Which lines hold the word "汽车距测速仪"? Copy each one.

**********

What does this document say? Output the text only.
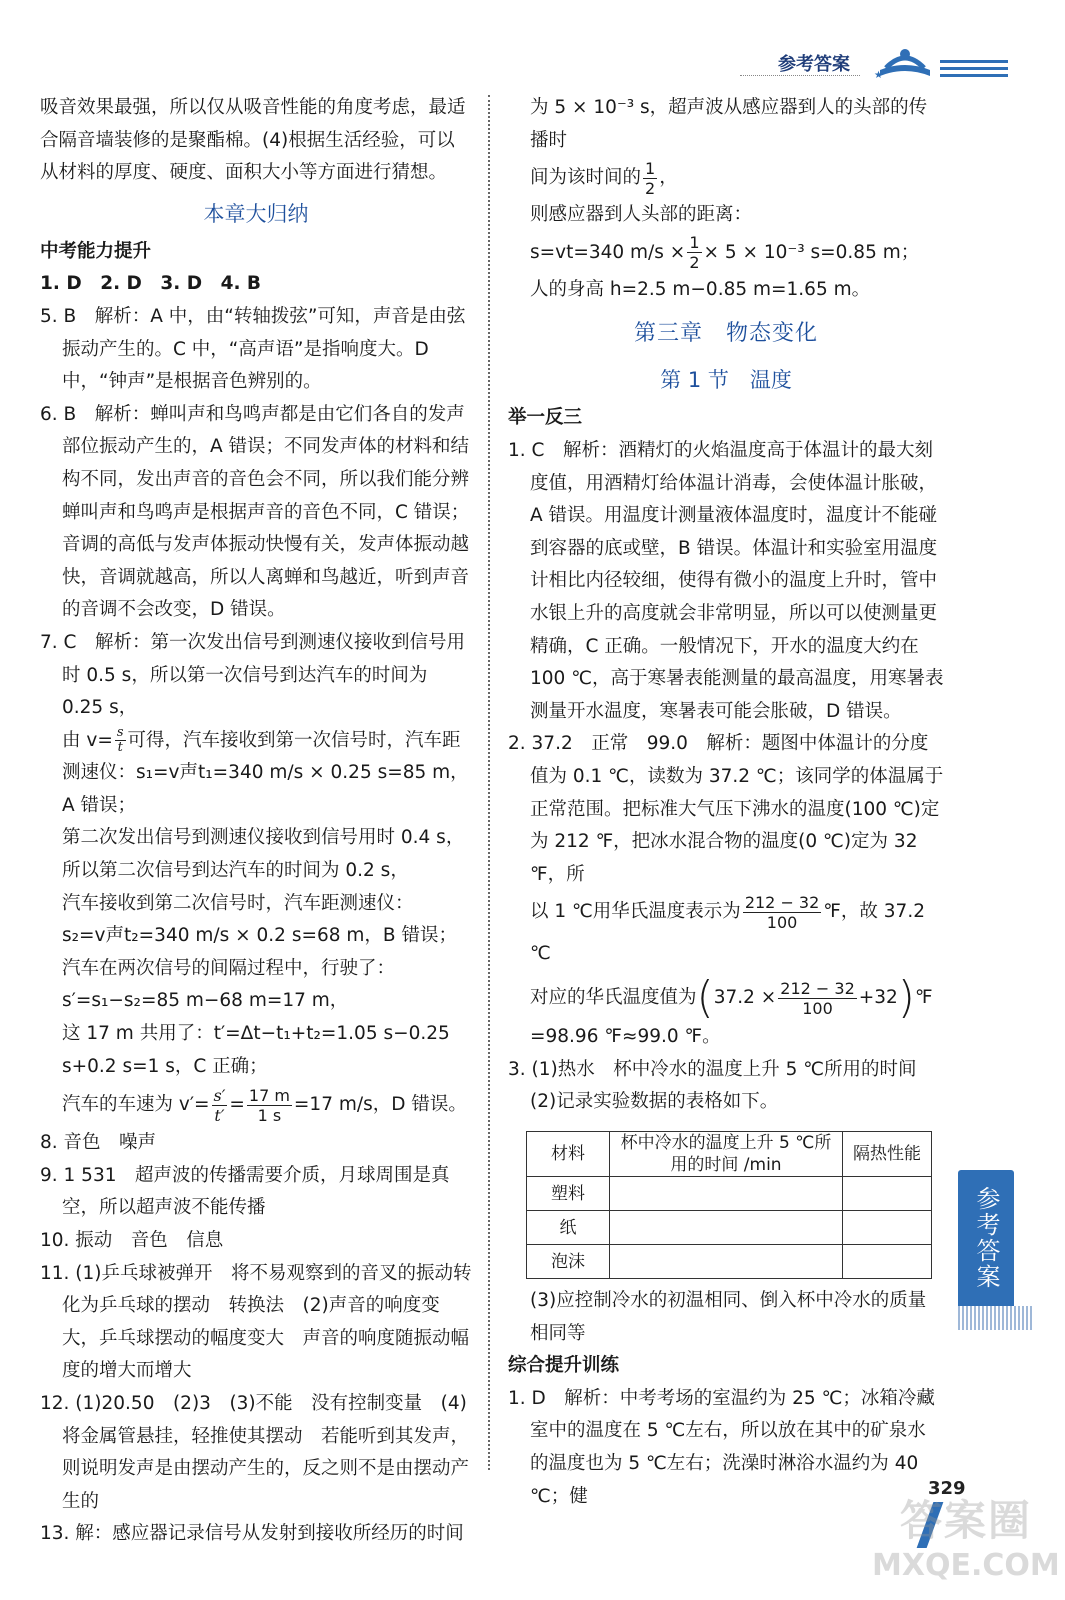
参考答案
★

吸音效果最强，所以仅从吸音性能的角度考虑，最适合隔音墙装修的是聚酯棉。(4)根据生活经验，可以从材料的厚度、硬度、面积大小等方面进行猜想。

本章大归纳

中考能力提升

1. D　2. D　3. D　4. B

5. B　解析：A 中，由“转轴拨弦”可知，声音是由弦振动产生的。C 中，“高声语”是指响度大。D 中，“钟声”是根据音色辨别的。

6. B　解析：蝉叫声和鸟鸣声都是由它们各自的发声部位振动产生的，A 错误；不同发声体的材料和结构不同，发出声音的音色会不同，所以我们能分辨蝉叫声和鸟鸣声是根据声音的音色不同，C 错误；音调的高低与发声体振动快慢有关，发声体振动越快，音调就越高，所以人离蝉和鸟越近，听到声音的音调不会改变，D 错误。

7. C　解析：第一次发出信号到测速仪接收到信号用时 0.5 s，所以第一次信号到达汽车的时间为 0.25 s，

由 $v= \frac{s}{t}$ 可得，汽车接收到第一次信号时，汽车距测速仪：s₁=v声t₁=340 m/s × 0.25 s=85 m，A 错误；

第二次发出信号到测速仪接收到信号用时 0.4 s，所以第二次信号到达汽车的时间为 0.2 s，

汽车接收到第二次信号时，汽车距测速仪：

s₂=v声t₂=340 m/s × 0.2 s=68 m，B 错误；

汽车在两次信号的间隔过程中，行驶了：

s′=s₁−s₂=85 m−68 m=17 m，

这 17 m 共用了：t′=Δt−t₁+t₂=1.05 s−0.25 s+0.2 s=1 s，C 正确；

汽车的车速为 $v'= \frac{s'}{t'} = \frac{17 m}{1 s} =17$ m/s，D 错误。

8. 音色　噪声

9. 1 531　超声波的传播需要介质，月球周围是真空，所以超声波不能传播

10. 振动　音色　信息

11. (1)乒乓球被弹开　将不易观察到的音叉的振动转化为乒乓球的摆动　转换法　(2)声音的响度变大，乒乓球摆动的幅度变大　声音的响度随振动幅度的增大而增大

12. (1)20.50　(2)3　(3)不能　没有控制变量　(4)将金属管悬挂，轻推使其摆动　若能听到其发声，则说明发声是由摆动产生的，反之则不是由摆动产生的

13. 解：感应器记录信号从发射到接收所经历的时间

为 5 × 10⁻³ s，超声波从感应器到人的头部的传播时

间为该时间的 $\frac{1}{2}$ ，

则感应器到人头部的距离：

s=vt=340 $m/s \times \frac{1}{2} \times 5 \times 10^{-3}$ s=0.85 m；

人的身高 h=2.5 m−0.85 m=1.65 m。

第三章　物态变化
第 1 节　温度

举一反三

1. C　解析：酒精灯的火焰温度高于体温计的最大刻度值，用酒精灯给体温计消毒，会使体温计胀破，A 错误。用温度计测量液体温度时，温度计不能碰到容器的底或壁，B 错误。体温计和实验室用温度计相比内径较细，使得有微小的温度上升时，管中水银上升的高度就会非常明显，所以可以使测量更精确，C 正确。一般情况下，开水的温度大约在 100 ℃，高于寒暑表能测量的最高温度，用寒暑表测量开水温度，寒暑表可能会胀破，D 错误。

2. 37.2　正常　99.0　解析：题图中体温计的分度值为 0.1 ℃，读数为 37.2 ℃；该同学的体温属于正常范围。把标准大气压下沸水的温度(100 ℃)定为 212 ℉，把冰水混合物的温度(0 ℃)定为 32 ℉，所

以 1 ℃用华氏温度表示为 $\frac{212 - 32}{100}$ ℉，故 37.2 ℃

对应的华氏温度值为($37.2 \times \frac{212 - 32}{100}$ +32)℉

=98.96 ℉≈99.0 ℉。

3. (1)热水　杯中冷水的温度上升 5 ℃所用的时间

(2)记录实验数据的表格如下。

材料	杯中冷水的温度上升 5 ℃所用的时间 /min	隔热性能
塑料		
纸		
泡沫		

(3)应控制冷水的初温相同、倒入杯中冷水的质量相同等

综合提升训练

1. D　解析：中考考场的室温约为 25 ℃；冰箱冷藏室中的温度在 5 ℃左右，所以放在其中的矿泉水的温度也为 5 ℃左右；洗澡时淋浴水温约为 40 ℃；健

参考答案
329
答案圈
MXQE.COM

**********

* Completed task:
由 $v= \frac{s}{t}$ 可得，汽车接收到第一次信号时，汽车距测速仪：s₁=v声t₁=340 m/s × 0.25 s=85 m，A 错误；
汽车接收到第二次信号时，汽车距测速仪：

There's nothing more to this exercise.